WHAT YOU NEED TO DO: Each line of the material must be returned exactly.
— BEGIN RECORDS FOR THE EXERCISE —
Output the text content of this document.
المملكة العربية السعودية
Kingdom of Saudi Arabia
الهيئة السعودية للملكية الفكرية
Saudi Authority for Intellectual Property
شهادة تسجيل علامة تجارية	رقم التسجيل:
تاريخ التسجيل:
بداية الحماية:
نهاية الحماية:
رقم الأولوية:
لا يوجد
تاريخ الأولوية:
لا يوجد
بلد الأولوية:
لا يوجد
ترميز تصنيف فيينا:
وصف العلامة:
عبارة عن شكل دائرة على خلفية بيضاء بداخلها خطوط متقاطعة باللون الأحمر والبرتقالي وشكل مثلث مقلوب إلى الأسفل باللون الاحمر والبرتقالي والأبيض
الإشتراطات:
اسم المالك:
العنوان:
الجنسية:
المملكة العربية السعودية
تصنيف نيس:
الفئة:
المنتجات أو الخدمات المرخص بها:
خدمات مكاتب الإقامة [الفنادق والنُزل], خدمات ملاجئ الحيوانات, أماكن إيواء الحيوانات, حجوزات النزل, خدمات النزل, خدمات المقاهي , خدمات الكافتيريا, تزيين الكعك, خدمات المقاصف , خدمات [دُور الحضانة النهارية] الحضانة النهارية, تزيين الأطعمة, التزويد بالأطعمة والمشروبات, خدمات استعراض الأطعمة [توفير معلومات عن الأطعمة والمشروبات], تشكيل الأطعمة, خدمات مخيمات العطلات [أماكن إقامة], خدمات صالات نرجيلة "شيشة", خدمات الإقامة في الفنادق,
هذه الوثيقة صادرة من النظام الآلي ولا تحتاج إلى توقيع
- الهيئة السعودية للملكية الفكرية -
— END RECORDS FOR THE EXERCISE —
SOLUTION FOR THIS EXERCISE:
Output the text content of this document.
المملكة العربية السعودية
Kingdom of Saudi Arabia
الهيئة السعودية للملكية الفكرية
Saudi Authority for Intellectual Property
شهادة تسجيل علامة تجارية	رقم التسجيل:
تاريخ التسجيل:
بداية الحماية:
نهاية الحماية:
رقم الأولوية:
لا يوجد
تاريخ الأولوية:
لا يوجد
بلد الأولوية:
لا يوجد
ترميز تصنيف فيينا:
وصف العلامة:
عبارة عن شكل دائرة على خلفية بيضاء بداخلها خطوط متقاطعة باللون الأحمر والبرتقالي وشكل مثلث مقلوب إلى الأسفل باللون الاحمر والبرتقالي والأبيض
الإشتراطات:
اسم المالك:
العنوان:
الجنسية:
المملكة العربية السعودية
تصنيف نيس:
الفئة:
المنتجات أو الخدمات المرخص بها:
خدمات مكاتب الإقامة [الفنادق والنُزل], خدمات ملاجئ الحيوانات, أماكن إيواء الحيوانات, حجوزات النزل, خدمات النزل, خدمات المقاهي , خدمات الكافتيريا, تزيين الكعك, خدمات المقاصف , خدمات [دُور الحضانة النهارية] الحضانة النهارية, تزيين الأطعمة, التزويد بالأطعمة والمشروبات, خدمات استعراض الأطعمة [توفير معلومات عن الأطعمة والمشروبات], تشكيل الأطعمة, خدمات مخيمات العطلات [أماكن إقامة], خدمات صالات نرجيلة "شيشة", خدمات الإقامة في الفنادق,
هذه الوثيقة صادرة من النظام الآلي ولا تحتاج إلى توقيع
- الهيئة السعودية للملكية الفكرية -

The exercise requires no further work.